WORK INSTRUCTIONS :: Omit all pictures. Copy the rest of the material exactly.

Figure content listings

* * * *

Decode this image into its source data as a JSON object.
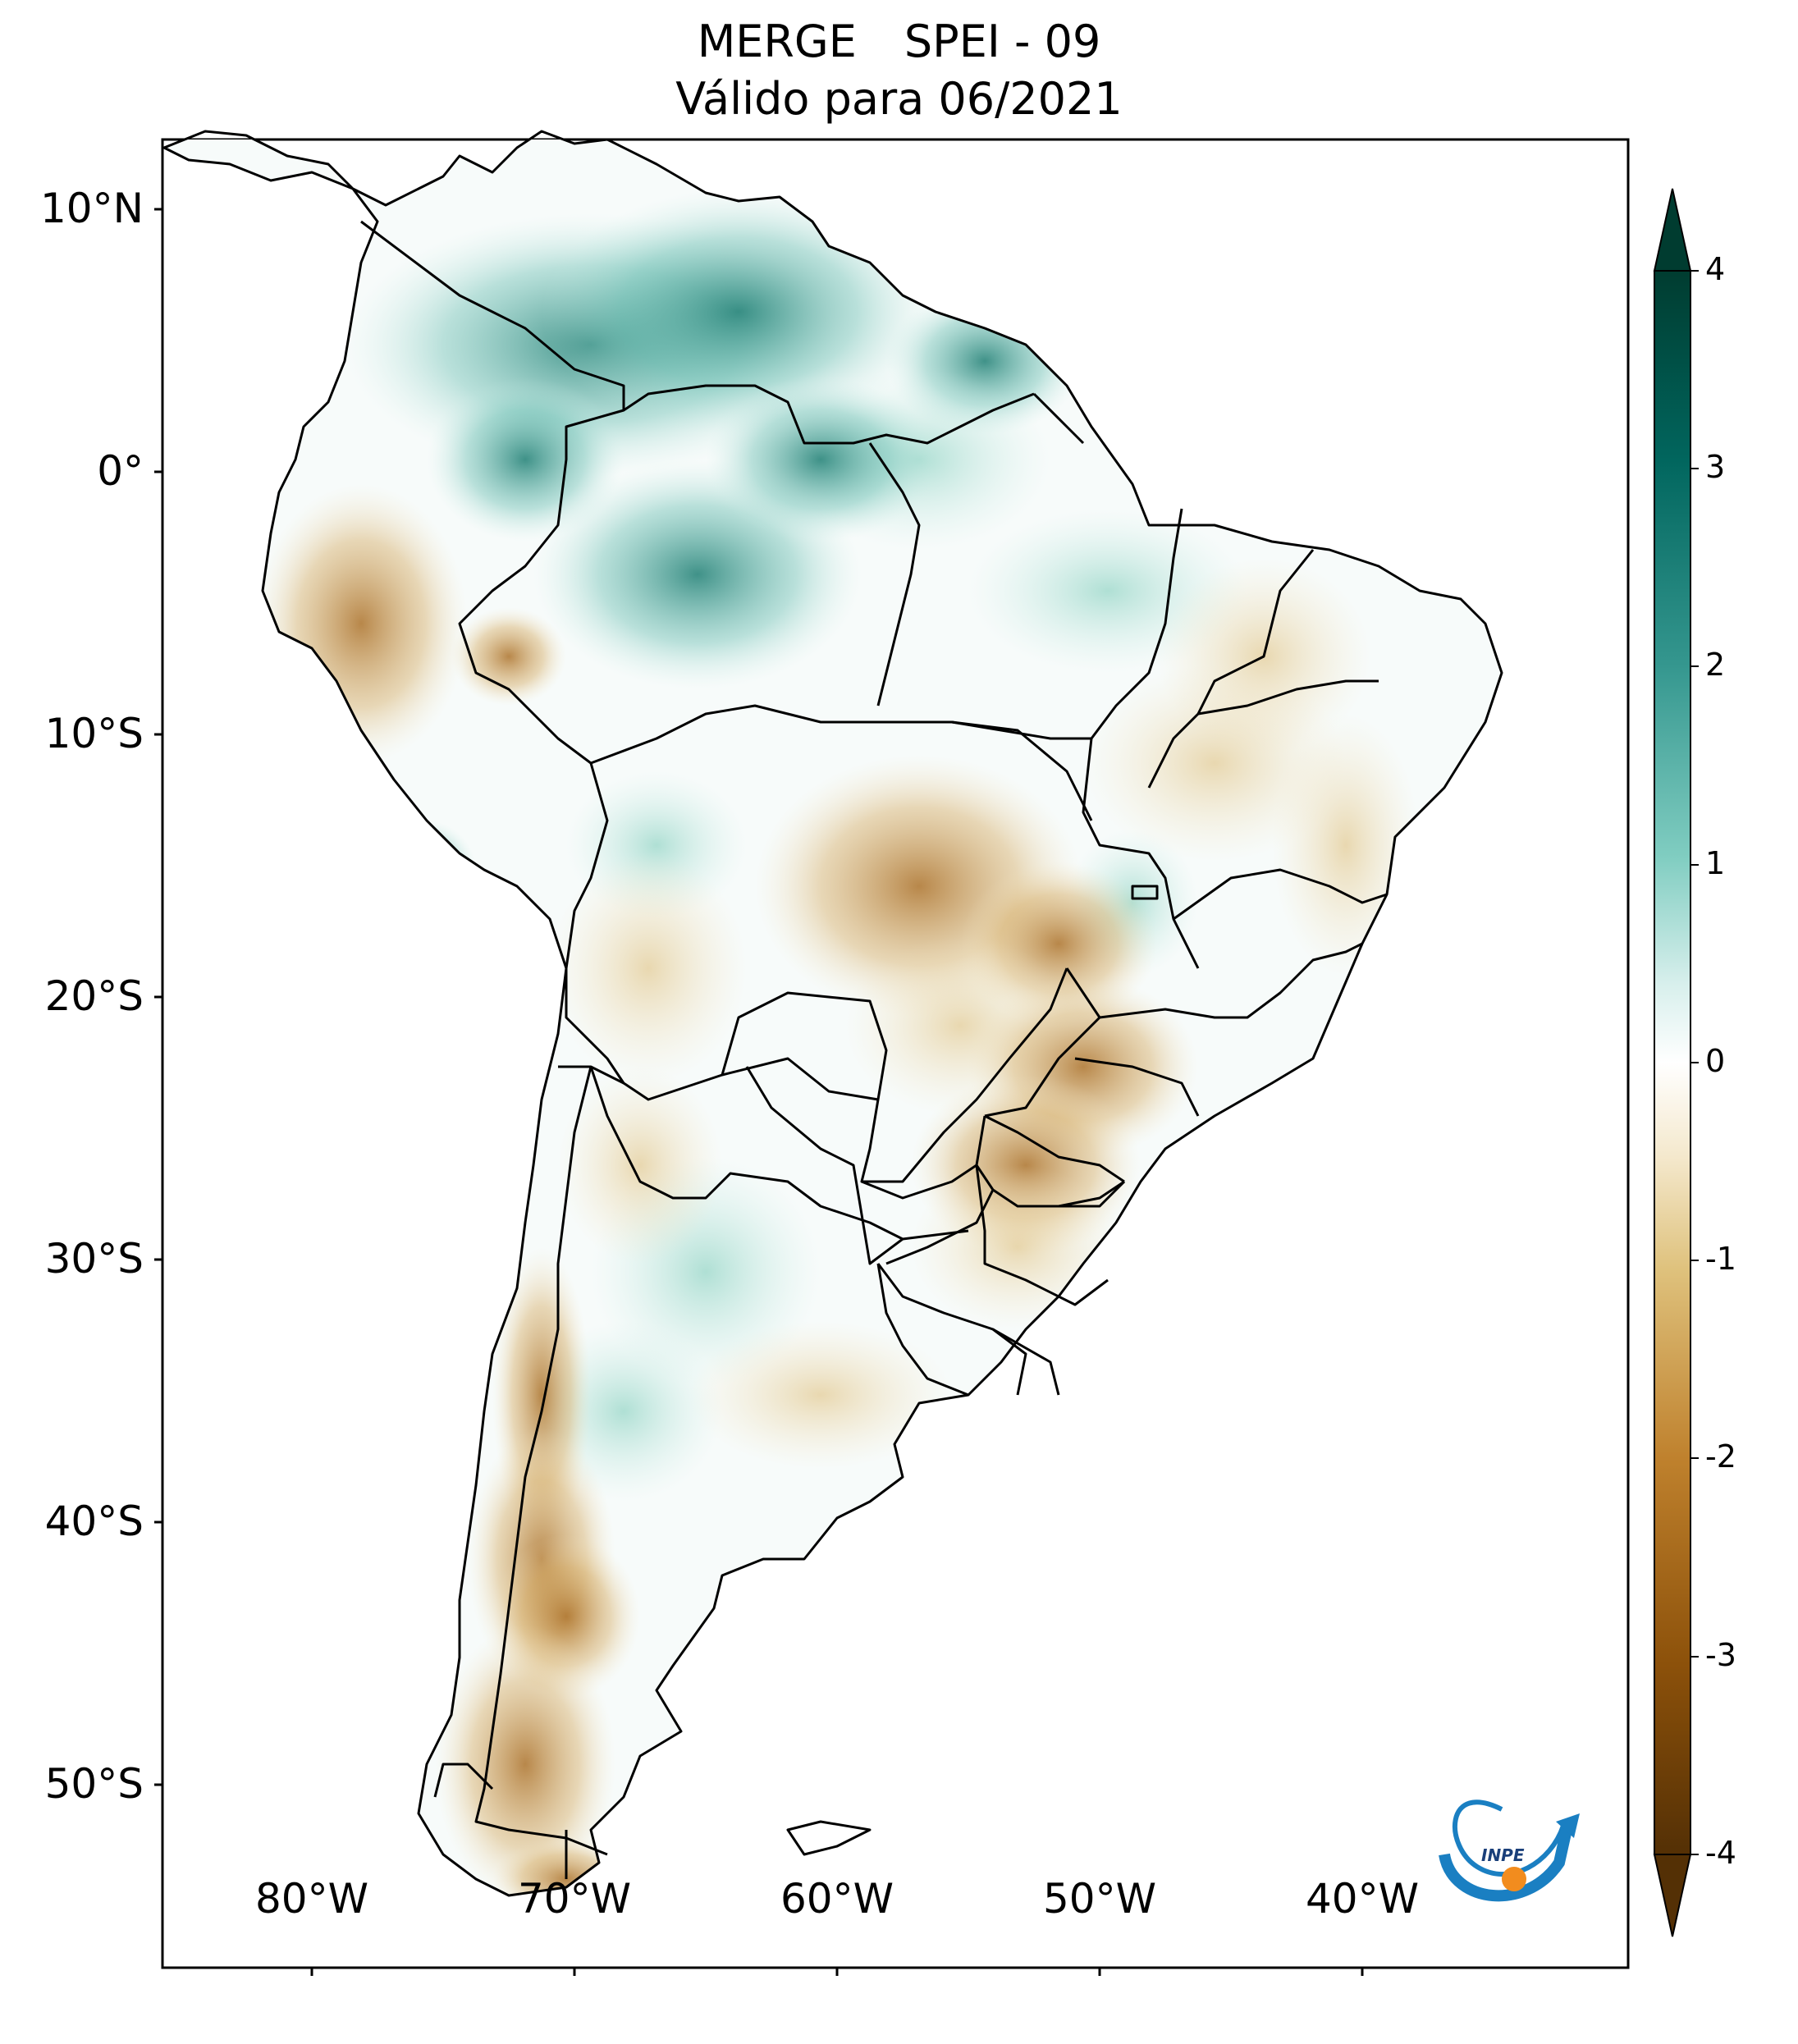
{
  "title": {
    "line1_left": "MERGE",
    "line1_right": "SPEI - 09",
    "line2": "Válido para 06/2021"
  },
  "map": {
    "region": "South America",
    "variable": "SPEI - 09",
    "lat_labels": [
      "10°N",
      "0°",
      "10°S",
      "20°S",
      "30°S",
      "40°S",
      "50°S"
    ],
    "lon_labels": [
      "80°W",
      "70°W",
      "60°W",
      "50°W",
      "40°W"
    ],
    "extent_lon": [
      -85,
      -30
    ],
    "extent_lat": [
      -58,
      13
    ],
    "logo_text": "INPE"
  },
  "colorbar": {
    "ticks": [
      "4",
      "3",
      "2",
      "1",
      "0",
      "-1",
      "-2",
      "-3",
      "-4"
    ],
    "range": [
      -4,
      4
    ],
    "colors_high": [
      "#ffffff",
      "#c9ece6",
      "#7fcdbb",
      "#3a9a8f",
      "#0c5c52",
      "#003c30"
    ],
    "colors_low": [
      "#ffffff",
      "#f2e3c0",
      "#dfc07e",
      "#bf812d",
      "#8c510a",
      "#543005"
    ]
  }
}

* * * *

SOLUTION TO THIS EXERCISE ::
Decode this image into its source data as a JSON object.
{
  "title": {
    "line1_left": "MERGE",
    "line1_right": "SPEI - 09",
    "line2": "Válido para 06/2021"
  },
  "map": {
    "region": "South America",
    "variable": "SPEI - 09",
    "lat_labels": [
      "10°N",
      "0°",
      "10°S",
      "20°S",
      "30°S",
      "40°S",
      "50°S"
    ],
    "lon_labels": [
      "80°W",
      "70°W",
      "60°W",
      "50°W",
      "40°W"
    ],
    "extent_lon": [
      -85,
      -30
    ],
    "extent_lat": [
      -58,
      13
    ],
    "logo_text": "INPE"
  },
  "colorbar": {
    "ticks": [
      "4",
      "3",
      "2",
      "1",
      "0",
      "-1",
      "-2",
      "-3",
      "-4"
    ],
    "range": [
      -4,
      4
    ],
    "colors_high": [
      "#ffffff",
      "#c9ece6",
      "#7fcdbb",
      "#3a9a8f",
      "#0c5c52",
      "#003c30"
    ],
    "colors_low": [
      "#ffffff",
      "#f2e3c0",
      "#dfc07e",
      "#bf812d",
      "#8c510a",
      "#543005"
    ]
  }
}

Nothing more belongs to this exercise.